• **EXERCISE INSTRUCTIONS**
In the listing below, find each line with the string "Western" and return it.

• **TASK INPUT**
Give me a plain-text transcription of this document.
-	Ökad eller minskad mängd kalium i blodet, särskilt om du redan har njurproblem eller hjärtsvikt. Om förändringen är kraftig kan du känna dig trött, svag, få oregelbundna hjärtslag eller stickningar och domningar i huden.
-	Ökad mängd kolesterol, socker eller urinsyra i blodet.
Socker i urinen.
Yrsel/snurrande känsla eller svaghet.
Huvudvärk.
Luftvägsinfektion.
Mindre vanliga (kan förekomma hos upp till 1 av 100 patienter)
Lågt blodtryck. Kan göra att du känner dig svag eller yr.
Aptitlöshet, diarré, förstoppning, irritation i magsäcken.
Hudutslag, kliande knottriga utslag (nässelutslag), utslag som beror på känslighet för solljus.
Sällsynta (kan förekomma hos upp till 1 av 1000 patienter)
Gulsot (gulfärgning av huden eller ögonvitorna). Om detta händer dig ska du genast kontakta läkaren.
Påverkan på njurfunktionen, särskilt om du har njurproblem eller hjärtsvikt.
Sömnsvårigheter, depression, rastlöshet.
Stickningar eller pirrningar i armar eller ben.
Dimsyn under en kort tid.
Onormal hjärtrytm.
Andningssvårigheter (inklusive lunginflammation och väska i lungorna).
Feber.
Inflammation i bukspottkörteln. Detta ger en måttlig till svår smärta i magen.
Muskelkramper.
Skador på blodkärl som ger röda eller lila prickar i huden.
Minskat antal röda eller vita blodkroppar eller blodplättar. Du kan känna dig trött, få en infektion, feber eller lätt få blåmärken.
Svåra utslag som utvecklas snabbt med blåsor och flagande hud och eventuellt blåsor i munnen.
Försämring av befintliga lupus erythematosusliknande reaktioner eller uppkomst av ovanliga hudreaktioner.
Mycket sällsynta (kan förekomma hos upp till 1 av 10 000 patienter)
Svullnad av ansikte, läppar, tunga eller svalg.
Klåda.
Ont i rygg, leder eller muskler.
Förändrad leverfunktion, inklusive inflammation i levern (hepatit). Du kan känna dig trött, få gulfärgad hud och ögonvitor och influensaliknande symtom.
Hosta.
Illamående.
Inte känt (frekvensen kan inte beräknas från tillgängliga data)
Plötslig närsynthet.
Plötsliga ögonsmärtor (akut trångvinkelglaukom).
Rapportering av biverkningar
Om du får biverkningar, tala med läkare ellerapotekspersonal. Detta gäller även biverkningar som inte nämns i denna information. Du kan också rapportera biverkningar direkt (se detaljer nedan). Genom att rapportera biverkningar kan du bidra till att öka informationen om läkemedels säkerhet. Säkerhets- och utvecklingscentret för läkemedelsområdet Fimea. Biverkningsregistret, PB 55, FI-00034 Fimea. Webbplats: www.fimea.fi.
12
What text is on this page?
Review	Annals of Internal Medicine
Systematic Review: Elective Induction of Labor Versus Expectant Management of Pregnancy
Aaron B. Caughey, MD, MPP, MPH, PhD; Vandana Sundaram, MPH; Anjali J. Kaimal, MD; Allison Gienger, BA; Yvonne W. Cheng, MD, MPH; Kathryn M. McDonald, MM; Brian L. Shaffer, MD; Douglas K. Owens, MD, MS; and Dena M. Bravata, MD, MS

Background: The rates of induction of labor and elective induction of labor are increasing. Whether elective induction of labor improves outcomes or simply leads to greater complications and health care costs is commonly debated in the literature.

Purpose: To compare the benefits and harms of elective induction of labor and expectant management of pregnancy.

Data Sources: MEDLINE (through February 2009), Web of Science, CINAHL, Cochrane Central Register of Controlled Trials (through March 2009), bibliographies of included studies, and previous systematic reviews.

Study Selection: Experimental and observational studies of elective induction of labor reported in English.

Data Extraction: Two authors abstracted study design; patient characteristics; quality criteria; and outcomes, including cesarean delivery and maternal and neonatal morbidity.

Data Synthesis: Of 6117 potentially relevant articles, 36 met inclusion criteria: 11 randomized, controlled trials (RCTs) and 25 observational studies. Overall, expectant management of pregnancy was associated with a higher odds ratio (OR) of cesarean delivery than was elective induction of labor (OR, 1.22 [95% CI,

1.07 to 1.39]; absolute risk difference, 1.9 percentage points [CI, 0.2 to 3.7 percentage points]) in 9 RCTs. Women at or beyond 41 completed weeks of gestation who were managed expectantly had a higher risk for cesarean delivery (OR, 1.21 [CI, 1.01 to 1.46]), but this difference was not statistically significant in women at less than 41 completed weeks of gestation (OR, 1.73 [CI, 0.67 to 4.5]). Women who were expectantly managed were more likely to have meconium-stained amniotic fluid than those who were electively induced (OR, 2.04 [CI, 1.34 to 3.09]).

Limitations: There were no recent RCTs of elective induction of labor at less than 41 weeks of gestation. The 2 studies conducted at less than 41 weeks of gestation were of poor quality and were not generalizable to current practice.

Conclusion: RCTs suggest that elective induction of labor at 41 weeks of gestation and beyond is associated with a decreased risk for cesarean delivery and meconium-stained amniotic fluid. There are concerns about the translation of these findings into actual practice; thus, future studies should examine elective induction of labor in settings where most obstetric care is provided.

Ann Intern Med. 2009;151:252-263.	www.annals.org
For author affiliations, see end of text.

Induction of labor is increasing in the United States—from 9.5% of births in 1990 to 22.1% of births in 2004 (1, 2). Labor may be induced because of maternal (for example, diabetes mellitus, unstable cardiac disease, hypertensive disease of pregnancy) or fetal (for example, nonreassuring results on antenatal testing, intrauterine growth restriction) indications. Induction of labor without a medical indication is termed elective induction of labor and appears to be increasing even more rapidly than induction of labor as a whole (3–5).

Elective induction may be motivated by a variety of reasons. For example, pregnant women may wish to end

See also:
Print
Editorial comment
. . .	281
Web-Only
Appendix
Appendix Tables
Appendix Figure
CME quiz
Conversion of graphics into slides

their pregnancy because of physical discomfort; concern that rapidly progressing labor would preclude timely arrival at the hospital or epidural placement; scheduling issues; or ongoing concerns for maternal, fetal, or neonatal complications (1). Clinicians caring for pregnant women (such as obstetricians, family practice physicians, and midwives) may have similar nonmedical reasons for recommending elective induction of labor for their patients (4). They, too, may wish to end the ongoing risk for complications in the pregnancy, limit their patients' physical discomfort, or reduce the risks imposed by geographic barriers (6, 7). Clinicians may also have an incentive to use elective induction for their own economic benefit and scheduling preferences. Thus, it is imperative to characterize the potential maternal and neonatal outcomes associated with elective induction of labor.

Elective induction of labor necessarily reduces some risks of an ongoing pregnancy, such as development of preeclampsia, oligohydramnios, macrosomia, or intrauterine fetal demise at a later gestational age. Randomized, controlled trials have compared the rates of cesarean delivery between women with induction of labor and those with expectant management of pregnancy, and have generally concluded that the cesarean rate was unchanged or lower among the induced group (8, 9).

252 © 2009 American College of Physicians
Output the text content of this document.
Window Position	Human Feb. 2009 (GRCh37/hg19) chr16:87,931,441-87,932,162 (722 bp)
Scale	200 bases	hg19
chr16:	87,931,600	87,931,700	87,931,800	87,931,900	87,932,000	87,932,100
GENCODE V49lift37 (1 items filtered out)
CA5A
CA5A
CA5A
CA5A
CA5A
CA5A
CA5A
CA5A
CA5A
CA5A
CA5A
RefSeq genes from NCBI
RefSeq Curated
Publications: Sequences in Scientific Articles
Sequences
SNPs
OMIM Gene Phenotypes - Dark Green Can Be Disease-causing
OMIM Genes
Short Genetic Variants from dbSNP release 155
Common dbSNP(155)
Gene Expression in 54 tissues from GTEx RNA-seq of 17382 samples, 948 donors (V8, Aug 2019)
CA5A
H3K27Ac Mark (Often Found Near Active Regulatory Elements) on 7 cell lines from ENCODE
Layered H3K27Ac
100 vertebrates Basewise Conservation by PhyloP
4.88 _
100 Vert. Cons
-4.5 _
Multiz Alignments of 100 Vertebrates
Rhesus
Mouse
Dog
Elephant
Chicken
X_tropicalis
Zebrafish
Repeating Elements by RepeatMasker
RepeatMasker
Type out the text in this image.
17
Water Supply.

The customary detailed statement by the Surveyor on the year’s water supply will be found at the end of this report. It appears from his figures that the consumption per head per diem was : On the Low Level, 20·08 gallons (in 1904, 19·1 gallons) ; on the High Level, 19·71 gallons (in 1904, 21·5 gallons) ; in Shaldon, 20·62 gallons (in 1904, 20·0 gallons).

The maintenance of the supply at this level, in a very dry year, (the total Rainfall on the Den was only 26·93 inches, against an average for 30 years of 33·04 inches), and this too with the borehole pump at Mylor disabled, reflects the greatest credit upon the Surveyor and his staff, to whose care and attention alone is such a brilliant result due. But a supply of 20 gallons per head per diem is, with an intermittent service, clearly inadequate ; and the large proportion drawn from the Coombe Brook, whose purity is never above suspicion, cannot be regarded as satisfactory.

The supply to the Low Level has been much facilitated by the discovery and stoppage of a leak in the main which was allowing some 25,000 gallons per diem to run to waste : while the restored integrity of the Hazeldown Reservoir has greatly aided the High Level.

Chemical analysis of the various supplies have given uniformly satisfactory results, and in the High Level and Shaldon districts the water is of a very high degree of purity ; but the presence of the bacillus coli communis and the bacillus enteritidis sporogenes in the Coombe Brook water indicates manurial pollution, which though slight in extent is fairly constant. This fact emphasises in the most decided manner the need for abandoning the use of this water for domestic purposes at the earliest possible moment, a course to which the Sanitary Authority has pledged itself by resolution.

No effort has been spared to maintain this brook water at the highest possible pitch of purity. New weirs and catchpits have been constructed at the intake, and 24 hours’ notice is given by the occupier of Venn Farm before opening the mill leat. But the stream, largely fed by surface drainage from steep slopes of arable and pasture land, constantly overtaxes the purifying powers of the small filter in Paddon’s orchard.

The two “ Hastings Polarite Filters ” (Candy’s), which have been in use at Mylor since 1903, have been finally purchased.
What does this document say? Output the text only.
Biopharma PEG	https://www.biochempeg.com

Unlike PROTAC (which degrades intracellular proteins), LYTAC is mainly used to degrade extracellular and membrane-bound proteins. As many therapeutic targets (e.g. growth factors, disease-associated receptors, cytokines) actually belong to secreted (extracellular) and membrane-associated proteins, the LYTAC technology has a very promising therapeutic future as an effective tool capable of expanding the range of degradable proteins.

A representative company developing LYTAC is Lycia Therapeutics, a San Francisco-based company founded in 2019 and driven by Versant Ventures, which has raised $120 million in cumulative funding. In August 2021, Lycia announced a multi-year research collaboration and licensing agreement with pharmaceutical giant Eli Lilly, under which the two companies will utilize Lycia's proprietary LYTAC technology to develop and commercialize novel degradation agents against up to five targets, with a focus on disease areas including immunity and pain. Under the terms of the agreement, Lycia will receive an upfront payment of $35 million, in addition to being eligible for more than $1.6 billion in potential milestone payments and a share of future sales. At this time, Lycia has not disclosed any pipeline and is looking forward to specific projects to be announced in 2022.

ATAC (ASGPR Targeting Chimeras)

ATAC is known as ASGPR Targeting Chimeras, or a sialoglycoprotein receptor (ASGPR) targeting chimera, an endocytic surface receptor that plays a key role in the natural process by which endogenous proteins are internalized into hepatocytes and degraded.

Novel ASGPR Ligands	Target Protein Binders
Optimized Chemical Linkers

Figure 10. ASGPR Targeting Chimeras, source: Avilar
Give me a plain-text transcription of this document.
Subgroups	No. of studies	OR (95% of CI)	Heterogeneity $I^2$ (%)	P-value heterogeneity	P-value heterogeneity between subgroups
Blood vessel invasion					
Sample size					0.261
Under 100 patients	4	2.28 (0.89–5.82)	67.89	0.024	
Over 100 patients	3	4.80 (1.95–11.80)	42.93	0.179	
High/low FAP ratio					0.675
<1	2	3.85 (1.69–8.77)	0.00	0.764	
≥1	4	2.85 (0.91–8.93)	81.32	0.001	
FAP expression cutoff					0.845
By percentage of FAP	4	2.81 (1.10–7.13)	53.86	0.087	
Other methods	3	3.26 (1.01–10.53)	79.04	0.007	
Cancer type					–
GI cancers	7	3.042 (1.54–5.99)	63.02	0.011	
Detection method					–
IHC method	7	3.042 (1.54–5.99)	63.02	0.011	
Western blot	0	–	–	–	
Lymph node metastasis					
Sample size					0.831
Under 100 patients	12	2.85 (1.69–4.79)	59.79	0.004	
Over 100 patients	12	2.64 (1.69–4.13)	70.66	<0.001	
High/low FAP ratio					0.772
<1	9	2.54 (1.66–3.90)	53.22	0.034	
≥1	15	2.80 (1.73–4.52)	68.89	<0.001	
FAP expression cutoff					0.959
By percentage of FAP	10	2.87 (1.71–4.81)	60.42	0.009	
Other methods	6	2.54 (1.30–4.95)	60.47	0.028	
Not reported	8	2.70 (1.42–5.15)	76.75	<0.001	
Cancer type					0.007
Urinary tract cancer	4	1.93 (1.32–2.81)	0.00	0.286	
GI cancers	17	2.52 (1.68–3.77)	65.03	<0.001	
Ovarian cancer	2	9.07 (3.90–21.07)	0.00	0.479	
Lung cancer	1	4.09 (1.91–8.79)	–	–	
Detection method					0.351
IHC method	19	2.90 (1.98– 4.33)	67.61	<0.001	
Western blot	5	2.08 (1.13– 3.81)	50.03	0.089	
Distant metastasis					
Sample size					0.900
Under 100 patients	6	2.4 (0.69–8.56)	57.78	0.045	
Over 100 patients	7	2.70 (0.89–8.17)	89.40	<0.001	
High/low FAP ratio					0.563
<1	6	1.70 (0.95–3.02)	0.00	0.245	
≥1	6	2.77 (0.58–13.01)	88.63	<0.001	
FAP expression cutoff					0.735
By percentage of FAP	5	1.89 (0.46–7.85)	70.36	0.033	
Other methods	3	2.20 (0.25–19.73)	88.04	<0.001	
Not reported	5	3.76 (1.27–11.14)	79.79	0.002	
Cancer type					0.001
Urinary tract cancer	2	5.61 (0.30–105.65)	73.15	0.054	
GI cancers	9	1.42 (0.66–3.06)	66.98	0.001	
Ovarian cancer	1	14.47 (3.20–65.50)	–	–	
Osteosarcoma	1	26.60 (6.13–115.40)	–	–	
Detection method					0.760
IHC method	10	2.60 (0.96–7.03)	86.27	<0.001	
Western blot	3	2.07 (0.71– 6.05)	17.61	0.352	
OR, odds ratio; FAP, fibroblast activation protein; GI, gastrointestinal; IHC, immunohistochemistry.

• **ANSWER TO THIS EXERCISE**
Western blot	0	–	–	–	
Western blot	5	2.08 (1.13– 3.81)	50.03	0.089	
Western blot	3	2.07 (0.71– 6.05)	17.61	0.352	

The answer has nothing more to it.